### TRECHO PARA LEITURA

Guerrilheiro: No computador e no celular. Quantos anos você tem?

I: 27. E você?

G. 28.

I: 5 de maio de 1986.

G. Lolololololo [Risos]. Eu, 5 de maio de 1985.

I: Uma doce coincidência. (Envio do arquivo Nova-Foto-Iman.pif)

G. Você me deixa louco.

A pergunta sobre a forma de conexão permite que o hacker saiba que tipo de “cavalo de Troia” tem de enviar. A data de nascimento é uma informação à qual ele pode ter acesso fácil no Skype ou em um perfil do Facebook e lhe permite criar um vínculo em torno de uma suposta coincidência.

É tão fácil assim invadir um computador inimigo. E canais de comunicação como o Skype ou as redes sociais foram dois dos caminhos que esses hackers (supostamente agentes de inteligência) usaram para ter acesso a informações sobre as forças que combatem o regime de Assad.

Foi usada como isca uma página falsa de apoio às forças de oposição que continha uma seção para conhecer pessoas, na qual havia fotos de mulheres com véu

No período de maio a dezembro de 2013, as mensagens falsas de garotas como Iman permitiram atrair combatentes a seus perfis no Facebook, que continham links “envenenados”. Também foi usada como isca uma página falsa de apoio às forças de oposição, que continha notícias sobre o conflito sírio e uma seção para conhecer pessoas, na qual havia fotos de mulheres com véu. Ao clicar na opção de iniciar uma conversa em vídeo ao vivo se abria a porta para um novo cavalo de Troia.

Com esse tipo de artimanhas, o grupo de hackers obteve acesso a 7,7 gigabytes de dados: 64 bases de dados do Skype, 12.356 contatos, 31.107 conversas e 240.381 mensagens enviadas, principalmente, na segunda metade de 2013. Entre esses dados estavam documentos de operações militares, incluindo detalhes das posições ocupadas pelas forças opositoras. Nas conversas pelo Skype se falava de rotas de abastecimento, chegada de barcos com lança-mísseis, e dias e horas das entregas de armamento, por exemplo.

### SUAS TAREFAS
A: Segundo o trecho para leitura, a quantos gigabytes de dados o grupo de hackers conseguiu acesso?
B: Transcreva do trecho para leitura a passagem que começa nas palavras "No período de" e para logo depois de "cavalo de Troia.".

### LISTAGEM DE DADOS

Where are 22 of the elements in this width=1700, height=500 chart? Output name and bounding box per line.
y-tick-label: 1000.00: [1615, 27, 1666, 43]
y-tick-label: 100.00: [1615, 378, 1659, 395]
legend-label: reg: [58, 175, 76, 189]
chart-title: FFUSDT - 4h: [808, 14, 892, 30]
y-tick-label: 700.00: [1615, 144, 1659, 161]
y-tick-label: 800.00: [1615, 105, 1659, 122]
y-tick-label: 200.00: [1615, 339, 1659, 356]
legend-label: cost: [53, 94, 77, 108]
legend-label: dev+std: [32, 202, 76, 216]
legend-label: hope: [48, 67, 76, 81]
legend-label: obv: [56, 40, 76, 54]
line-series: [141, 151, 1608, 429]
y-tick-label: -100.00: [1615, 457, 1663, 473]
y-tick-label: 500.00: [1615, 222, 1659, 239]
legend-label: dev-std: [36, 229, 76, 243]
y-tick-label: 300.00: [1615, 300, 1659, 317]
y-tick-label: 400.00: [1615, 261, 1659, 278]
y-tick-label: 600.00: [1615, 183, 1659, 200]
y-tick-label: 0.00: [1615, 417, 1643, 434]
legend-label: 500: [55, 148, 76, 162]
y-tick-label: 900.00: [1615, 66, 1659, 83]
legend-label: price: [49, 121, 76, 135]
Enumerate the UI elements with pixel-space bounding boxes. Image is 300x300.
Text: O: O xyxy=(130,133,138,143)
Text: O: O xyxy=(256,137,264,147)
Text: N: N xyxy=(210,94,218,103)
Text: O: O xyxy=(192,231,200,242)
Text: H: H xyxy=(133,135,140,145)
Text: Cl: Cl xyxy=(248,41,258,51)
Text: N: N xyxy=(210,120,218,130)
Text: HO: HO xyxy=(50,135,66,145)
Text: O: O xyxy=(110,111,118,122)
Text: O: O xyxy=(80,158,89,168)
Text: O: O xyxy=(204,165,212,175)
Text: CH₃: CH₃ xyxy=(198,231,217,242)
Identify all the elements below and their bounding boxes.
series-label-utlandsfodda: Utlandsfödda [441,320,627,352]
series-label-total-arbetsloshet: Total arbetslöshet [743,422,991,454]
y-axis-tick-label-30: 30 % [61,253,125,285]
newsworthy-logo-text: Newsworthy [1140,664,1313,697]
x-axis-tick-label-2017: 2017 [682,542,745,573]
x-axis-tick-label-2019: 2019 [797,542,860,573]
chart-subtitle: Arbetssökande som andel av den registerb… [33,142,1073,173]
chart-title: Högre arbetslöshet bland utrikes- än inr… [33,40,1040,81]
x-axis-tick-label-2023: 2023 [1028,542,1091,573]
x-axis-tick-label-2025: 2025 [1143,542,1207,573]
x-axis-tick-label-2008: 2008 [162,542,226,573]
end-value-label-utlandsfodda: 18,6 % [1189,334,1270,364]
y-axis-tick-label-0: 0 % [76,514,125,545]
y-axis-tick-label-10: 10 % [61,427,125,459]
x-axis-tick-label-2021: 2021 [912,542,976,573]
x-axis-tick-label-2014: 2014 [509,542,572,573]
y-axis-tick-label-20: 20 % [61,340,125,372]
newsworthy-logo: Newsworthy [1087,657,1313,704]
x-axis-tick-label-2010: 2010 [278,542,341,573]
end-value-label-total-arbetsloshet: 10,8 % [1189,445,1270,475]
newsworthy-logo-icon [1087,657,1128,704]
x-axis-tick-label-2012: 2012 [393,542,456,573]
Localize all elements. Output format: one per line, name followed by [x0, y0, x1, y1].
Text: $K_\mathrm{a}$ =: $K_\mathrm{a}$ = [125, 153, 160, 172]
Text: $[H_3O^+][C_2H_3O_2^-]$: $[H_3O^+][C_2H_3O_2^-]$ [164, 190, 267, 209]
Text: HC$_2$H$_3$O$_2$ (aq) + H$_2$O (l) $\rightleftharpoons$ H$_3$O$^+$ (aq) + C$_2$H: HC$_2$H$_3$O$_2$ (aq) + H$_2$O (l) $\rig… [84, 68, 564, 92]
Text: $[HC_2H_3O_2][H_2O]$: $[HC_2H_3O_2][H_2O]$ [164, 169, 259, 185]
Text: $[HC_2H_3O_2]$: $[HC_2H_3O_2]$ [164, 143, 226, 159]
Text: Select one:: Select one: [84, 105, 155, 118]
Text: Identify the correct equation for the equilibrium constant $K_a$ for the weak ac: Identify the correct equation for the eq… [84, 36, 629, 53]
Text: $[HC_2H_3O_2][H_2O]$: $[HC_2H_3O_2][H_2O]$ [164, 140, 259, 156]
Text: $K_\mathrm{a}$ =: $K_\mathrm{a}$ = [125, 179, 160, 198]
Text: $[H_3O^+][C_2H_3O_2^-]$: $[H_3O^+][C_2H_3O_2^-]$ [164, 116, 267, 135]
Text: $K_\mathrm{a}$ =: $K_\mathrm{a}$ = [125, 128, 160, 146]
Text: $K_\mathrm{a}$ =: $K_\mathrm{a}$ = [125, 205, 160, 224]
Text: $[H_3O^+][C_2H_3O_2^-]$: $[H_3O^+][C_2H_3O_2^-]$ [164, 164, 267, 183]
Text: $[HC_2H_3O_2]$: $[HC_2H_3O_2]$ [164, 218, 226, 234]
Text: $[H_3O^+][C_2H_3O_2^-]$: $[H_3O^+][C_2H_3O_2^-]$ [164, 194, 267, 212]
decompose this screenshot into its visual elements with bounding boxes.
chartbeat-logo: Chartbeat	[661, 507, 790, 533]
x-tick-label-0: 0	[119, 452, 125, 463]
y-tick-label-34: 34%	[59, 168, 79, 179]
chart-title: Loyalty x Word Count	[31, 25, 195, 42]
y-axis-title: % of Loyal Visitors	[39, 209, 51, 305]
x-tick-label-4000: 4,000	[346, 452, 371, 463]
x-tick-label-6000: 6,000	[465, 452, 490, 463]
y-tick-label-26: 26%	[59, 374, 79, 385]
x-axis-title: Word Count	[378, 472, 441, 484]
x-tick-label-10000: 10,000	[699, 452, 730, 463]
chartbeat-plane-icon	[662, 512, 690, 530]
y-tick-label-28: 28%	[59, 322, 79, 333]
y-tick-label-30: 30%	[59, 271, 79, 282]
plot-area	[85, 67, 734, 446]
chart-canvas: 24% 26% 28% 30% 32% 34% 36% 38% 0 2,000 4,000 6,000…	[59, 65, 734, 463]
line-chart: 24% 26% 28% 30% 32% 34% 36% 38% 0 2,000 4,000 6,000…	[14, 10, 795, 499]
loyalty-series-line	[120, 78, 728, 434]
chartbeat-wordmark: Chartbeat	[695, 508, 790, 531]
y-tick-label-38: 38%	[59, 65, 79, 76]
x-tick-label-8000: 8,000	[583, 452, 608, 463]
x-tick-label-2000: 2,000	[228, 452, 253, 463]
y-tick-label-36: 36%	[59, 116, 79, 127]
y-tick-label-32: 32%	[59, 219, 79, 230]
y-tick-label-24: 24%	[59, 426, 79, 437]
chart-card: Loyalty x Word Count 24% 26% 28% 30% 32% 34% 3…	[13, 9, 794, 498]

### RESPOSTAS POR TAREFA
A: A 7,7 gigabytes de dados.

B:
No período de maio a dezembro de 2013, as mensagens falsas de garotas como Iman permitiram atrair combatentes a seus perfis no Facebook, que continham links “envenenados”. Também foi usada como isca uma página falsa de apoio às forças de oposição, que continha notícias sobre o conflito sírio e uma seção para conhecer pessoas, na qual havia fotos de mulheres com véu. Ao clicar na opção de iniciar uma conversa em vídeo ao vivo se abria a porta para um novo cavalo de Troia.